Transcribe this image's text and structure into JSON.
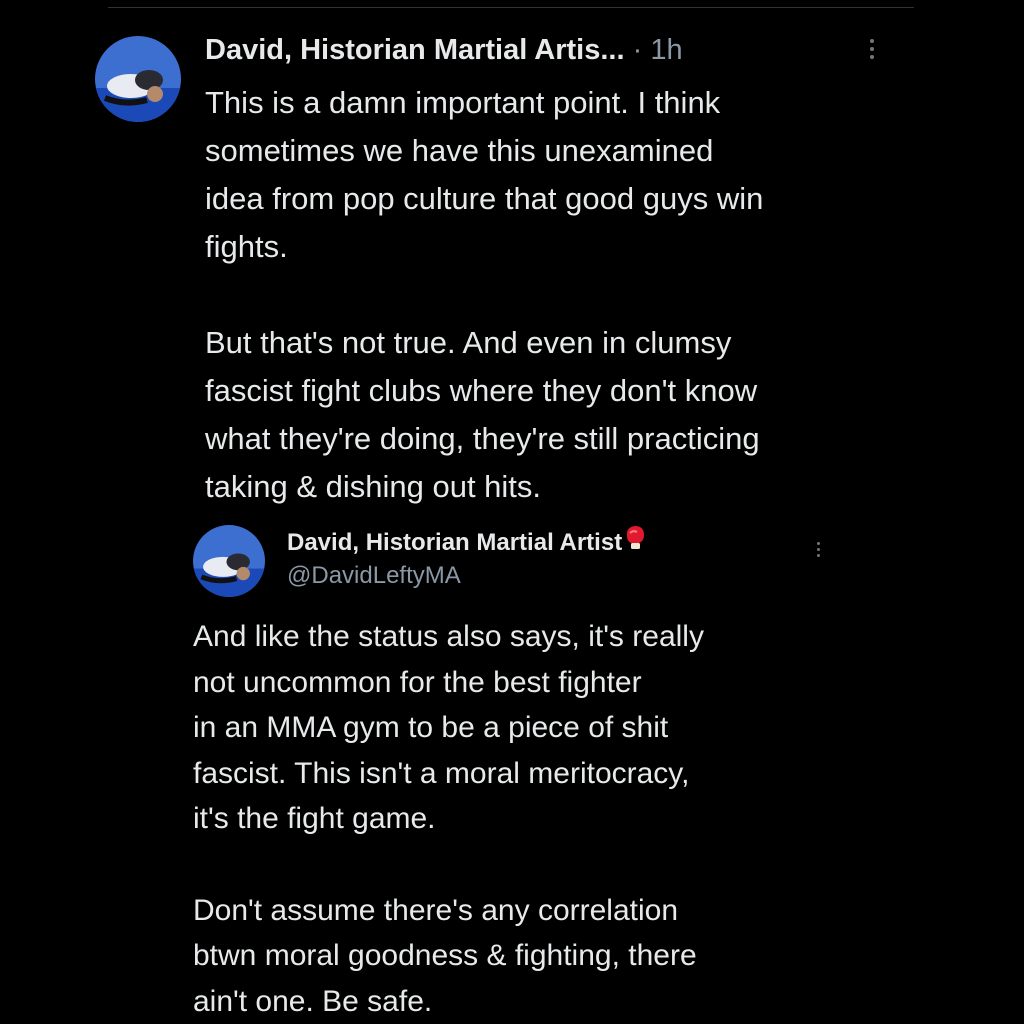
{
  "reply": {
    "author_name": "David, Historian Martial Artis...",
    "separator": "·",
    "time": "1h",
    "text_lines": [
      "This is a damn important point. I think",
      "sometimes we have this unexamined",
      "idea from pop culture that good guys win",
      "fights.",
      "",
      "But that's not true. And even in clumsy",
      "fascist fight clubs where they don't know",
      "what they're doing, they're still practicing",
      "taking & dishing out hits."
    ]
  },
  "quoted": {
    "author_name": "David, Historian Martial Artist",
    "badge_emoji": "🥊",
    "handle": "@DavidLeftyMA",
    "text_lines": [
      "And like the status also says, it's really",
      "not uncommon for the best fighter",
      "in an MMA gym to be a piece of shit",
      "fascist. This isn't a moral meritocracy,",
      "it's the fight game.",
      "",
      "Don't assume there's any correlation",
      "btwn moral goodness & fighting, there",
      "ain't one. Be safe."
    ]
  },
  "icons": {
    "more": "more-vertical-icon",
    "badge": "boxing-glove-icon"
  },
  "colors": {
    "background": "#000000",
    "text": "#e7e9ea",
    "muted": "#8b98a5",
    "divider": "#2f3336",
    "glove": "#e0192f"
  }
}
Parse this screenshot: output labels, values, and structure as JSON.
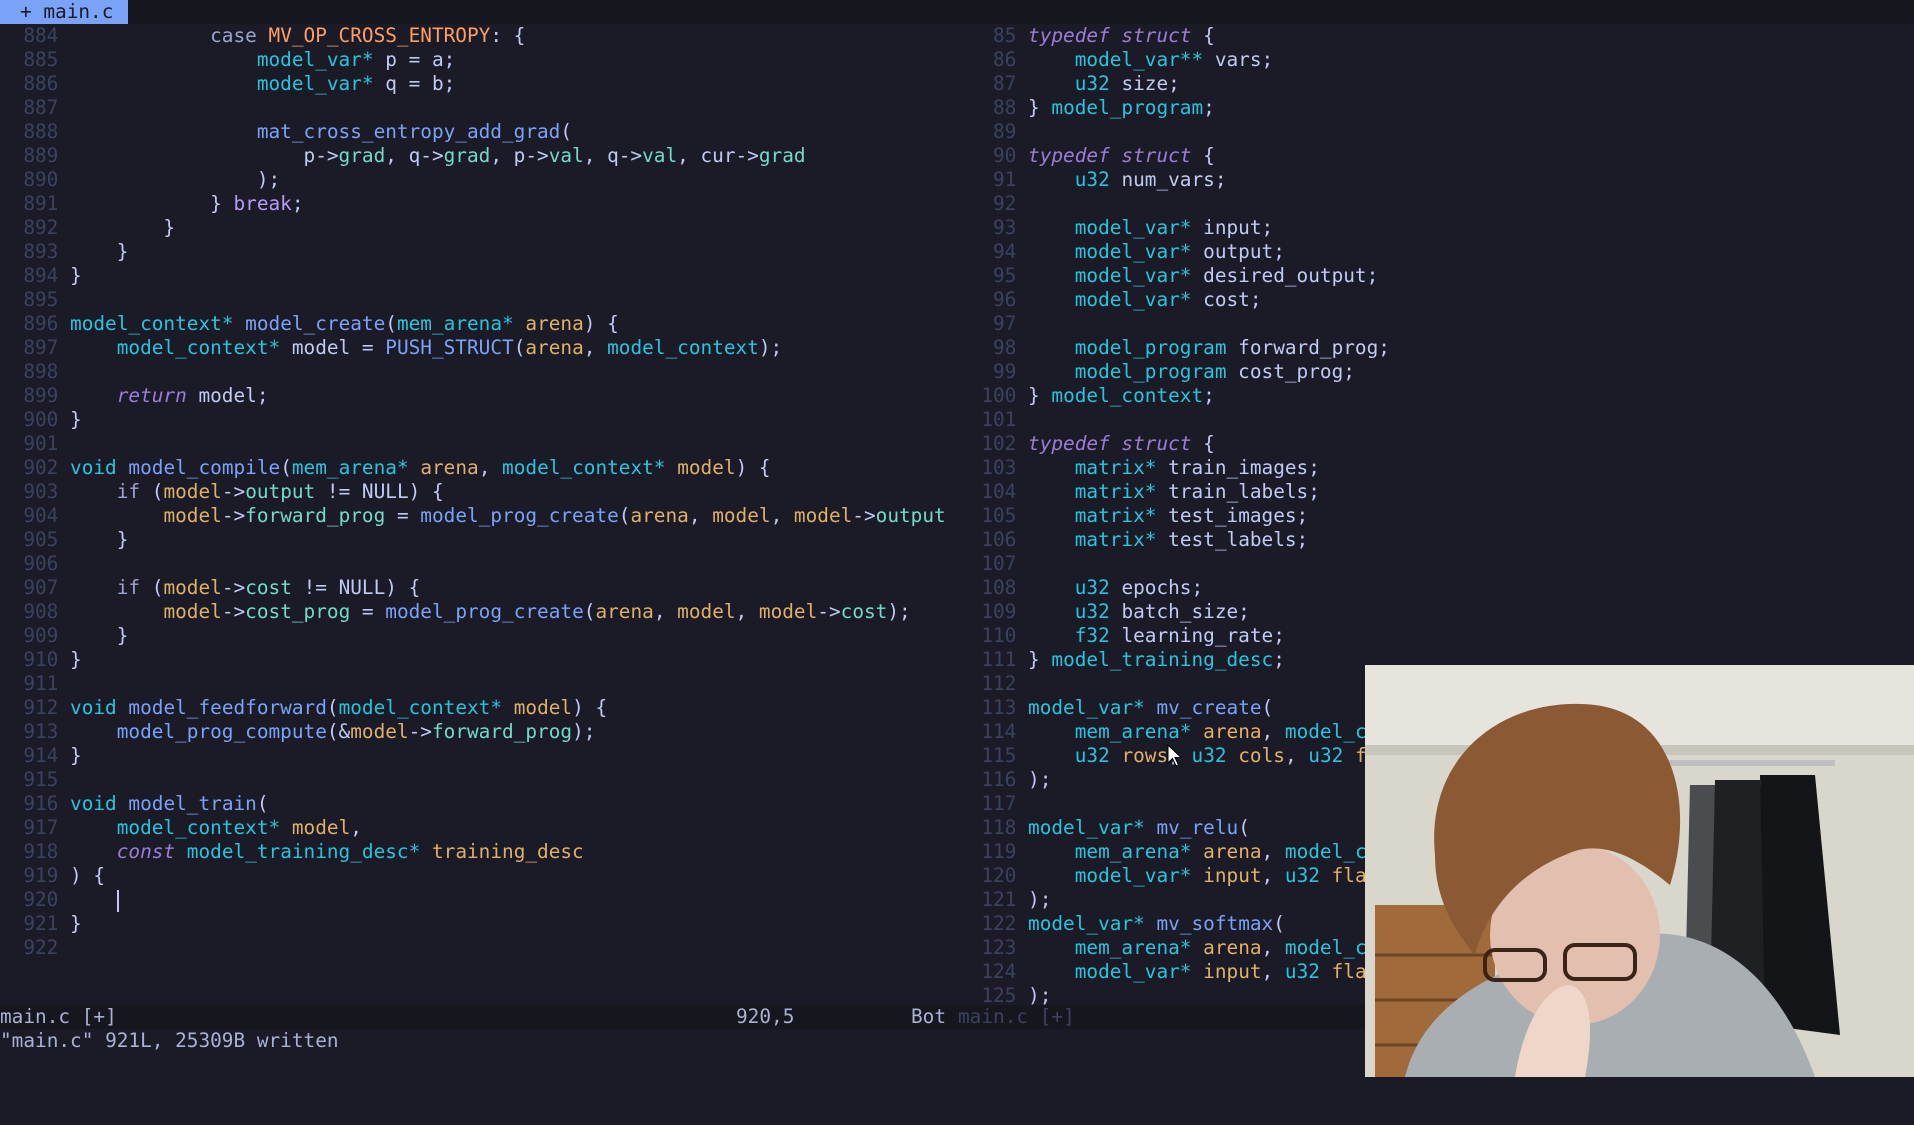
{
  "tab": {
    "label": "+ main.c"
  },
  "left_pane": {
    "lines": [
      {
        "n": "884",
        "code": "            ⟦kw|case⟧ ⟦c|MV_OP_CROSS_ENTROPY⟧: {"
      },
      {
        "n": "885",
        "code": "                ⟦t|model_var*⟧ p = a;"
      },
      {
        "n": "886",
        "code": "                ⟦t|model_var*⟧ q = b;"
      },
      {
        "n": "887",
        "code": ""
      },
      {
        "n": "888",
        "code": "                ⟦f|mat_cross_entropy_add_grad⟧("
      },
      {
        "n": "889",
        "code": "                    p->⟦m|grad⟧, q->⟦m|grad⟧, p->⟦m|val⟧, q->⟦m|val⟧, cur->⟦m|grad⟧"
      },
      {
        "n": "890",
        "code": "                );"
      },
      {
        "n": "891",
        "code": "            } ⟦b|break⟧;"
      },
      {
        "n": "892",
        "code": "        }"
      },
      {
        "n": "893",
        "code": "    }"
      },
      {
        "n": "894",
        "code": "}"
      },
      {
        "n": "895",
        "code": ""
      },
      {
        "n": "896",
        "code": "⟦t|model_context*⟧ ⟦f|model_create⟧(⟦t|mem_arena*⟧ ⟦v|arena⟧) {"
      },
      {
        "n": "897",
        "code": "    ⟦t|model_context*⟧ model = ⟦f|PUSH_STRUCT⟧(⟦v|arena⟧, ⟦t|model_context⟧);"
      },
      {
        "n": "898",
        "code": ""
      },
      {
        "n": "899",
        "code": "    ⟦k|return⟧ model;"
      },
      {
        "n": "900",
        "code": "}"
      },
      {
        "n": "901",
        "code": ""
      },
      {
        "n": "902",
        "code": "⟦t|void⟧ ⟦f|model_compile⟧(⟦t|mem_arena*⟧ ⟦v|arena⟧, ⟦t|model_context*⟧ ⟦v|model⟧) {"
      },
      {
        "n": "903",
        "code": "    ⟦kw|if⟧ (⟦v|model⟧->⟦m|output⟧ != NULL) {"
      },
      {
        "n": "904",
        "code": "        ⟦v|model⟧->⟦m|forward_prog⟧ = ⟦f|model_prog_create⟧(⟦v|arena⟧, ⟦v|model⟧, ⟦v|model⟧->⟦m|output⟧"
      },
      {
        "n": "905",
        "code": "    }"
      },
      {
        "n": "906",
        "code": ""
      },
      {
        "n": "907",
        "code": "    ⟦kw|if⟧ (⟦v|model⟧->⟦m|cost⟧ != NULL) {"
      },
      {
        "n": "908",
        "code": "        ⟦v|model⟧->⟦m|cost_prog⟧ = ⟦f|model_prog_create⟧(⟦v|arena⟧, ⟦v|model⟧, ⟦v|model⟧->⟦m|cost⟧);"
      },
      {
        "n": "909",
        "code": "    }"
      },
      {
        "n": "910",
        "code": "}"
      },
      {
        "n": "911",
        "code": ""
      },
      {
        "n": "912",
        "code": "⟦t|void⟧ ⟦f|model_feedforward⟧(⟦t|model_context*⟧ ⟦v|model⟧) {"
      },
      {
        "n": "913",
        "code": "    ⟦f|model_prog_compute⟧(&⟦v|model⟧->⟦m|forward_prog⟧);"
      },
      {
        "n": "914",
        "code": "}"
      },
      {
        "n": "915",
        "code": ""
      },
      {
        "n": "916",
        "code": "⟦t|void⟧ ⟦f|model_train⟧("
      },
      {
        "n": "917",
        "code": "    ⟦t|model_context*⟧ ⟦v|model⟧,"
      },
      {
        "n": "918",
        "code": "    ⟦k|const⟧ ⟦t|model_training_desc*⟧ ⟦v|training_desc⟧"
      },
      {
        "n": "919",
        "code": ") {"
      },
      {
        "n": "920",
        "code": "    ",
        "cursor": true
      },
      {
        "n": "921",
        "code": "}"
      },
      {
        "n": "922",
        "code": ""
      }
    ]
  },
  "right_pane": {
    "lines": [
      {
        "n": "85",
        "code": "⟦k|typedef struct⟧ {"
      },
      {
        "n": "86",
        "code": "    ⟦t|model_var**⟧ vars;"
      },
      {
        "n": "87",
        "code": "    ⟦t|u32⟧ size;"
      },
      {
        "n": "88",
        "code": "} ⟦t|model_program⟧;"
      },
      {
        "n": "89",
        "code": ""
      },
      {
        "n": "90",
        "code": "⟦k|typedef struct⟧ {"
      },
      {
        "n": "91",
        "code": "    ⟦t|u32⟧ num_vars;"
      },
      {
        "n": "92",
        "code": ""
      },
      {
        "n": "93",
        "code": "    ⟦t|model_var*⟧ input;"
      },
      {
        "n": "94",
        "code": "    ⟦t|model_var*⟧ output;"
      },
      {
        "n": "95",
        "code": "    ⟦t|model_var*⟧ desired_output;"
      },
      {
        "n": "96",
        "code": "    ⟦t|model_var*⟧ cost;"
      },
      {
        "n": "97",
        "code": ""
      },
      {
        "n": "98",
        "code": "    ⟦t|model_program⟧ forward_prog;"
      },
      {
        "n": "99",
        "code": "    ⟦t|model_program⟧ cost_prog;"
      },
      {
        "n": "100",
        "code": "} ⟦t|model_context⟧;"
      },
      {
        "n": "101",
        "code": ""
      },
      {
        "n": "102",
        "code": "⟦k|typedef struct⟧ {"
      },
      {
        "n": "103",
        "code": "    ⟦t|matrix*⟧ train_images;"
      },
      {
        "n": "104",
        "code": "    ⟦t|matrix*⟧ train_labels;"
      },
      {
        "n": "105",
        "code": "    ⟦t|matrix*⟧ test_images;"
      },
      {
        "n": "106",
        "code": "    ⟦t|matrix*⟧ test_labels;"
      },
      {
        "n": "107",
        "code": ""
      },
      {
        "n": "108",
        "code": "    ⟦t|u32⟧ epochs;"
      },
      {
        "n": "109",
        "code": "    ⟦t|u32⟧ batch_size;"
      },
      {
        "n": "110",
        "code": "    ⟦t|f32⟧ learning_rate;"
      },
      {
        "n": "111",
        "code": "} ⟦t|model_training_desc⟧;"
      },
      {
        "n": "112",
        "code": ""
      },
      {
        "n": "113",
        "code": "⟦t|model_var*⟧ ⟦f|mv_create⟧("
      },
      {
        "n": "114",
        "code": "    ⟦t|mem_arena*⟧ ⟦v|arena⟧, ⟦t|model_c⟧"
      },
      {
        "n": "115",
        "code": "    ⟦t|u32⟧ ⟦v|rows⟧, ⟦t|u32⟧ ⟦v|cols⟧, ⟦t|u32⟧ ⟦v|f⟧"
      },
      {
        "n": "116",
        "code": ");"
      },
      {
        "n": "117",
        "code": ""
      },
      {
        "n": "118",
        "code": "⟦t|model_var*⟧ ⟦f|mv_relu⟧("
      },
      {
        "n": "119",
        "code": "    ⟦t|mem_arena*⟧ ⟦v|arena⟧, ⟦t|model_c⟧"
      },
      {
        "n": "120",
        "code": "    ⟦t|model_var*⟧ ⟦v|input⟧, ⟦t|u32⟧ ⟦v|fla⟧"
      },
      {
        "n": "121",
        "code": ");"
      },
      {
        "n": "122",
        "code": "⟦t|model_var*⟧ ⟦f|mv_softmax⟧("
      },
      {
        "n": "123",
        "code": "    ⟦t|mem_arena*⟧ ⟦v|arena⟧, ⟦t|model_c⟧"
      },
      {
        "n": "124",
        "code": "    ⟦t|model_var*⟧ ⟦v|input⟧, ⟦t|u32⟧ ⟦v|fla⟧"
      },
      {
        "n": "125",
        "code": ");"
      }
    ]
  },
  "status": {
    "left_file": "main.c [+]",
    "position": "920,5",
    "scroll": "Bot",
    "right_file": "main.c [+]"
  },
  "command_line": "\"main.c\" 921L, 25309B written",
  "colors": {
    "background": "#1a1b26",
    "tab_active": "#7aa2f7",
    "type": "#2ac3de",
    "function": "#7aa2f7",
    "param": "#e0af68",
    "keyword": "#9d7cd8",
    "constant": "#ff9e64"
  },
  "icons": {
    "mouse_pointer": "arrow-pointer-icon"
  }
}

────────────────────

- _Task brief_:
List all lines holding the string "status".

- _Solution for this problem_:
      "And like the status also says, it's really",
  "status": {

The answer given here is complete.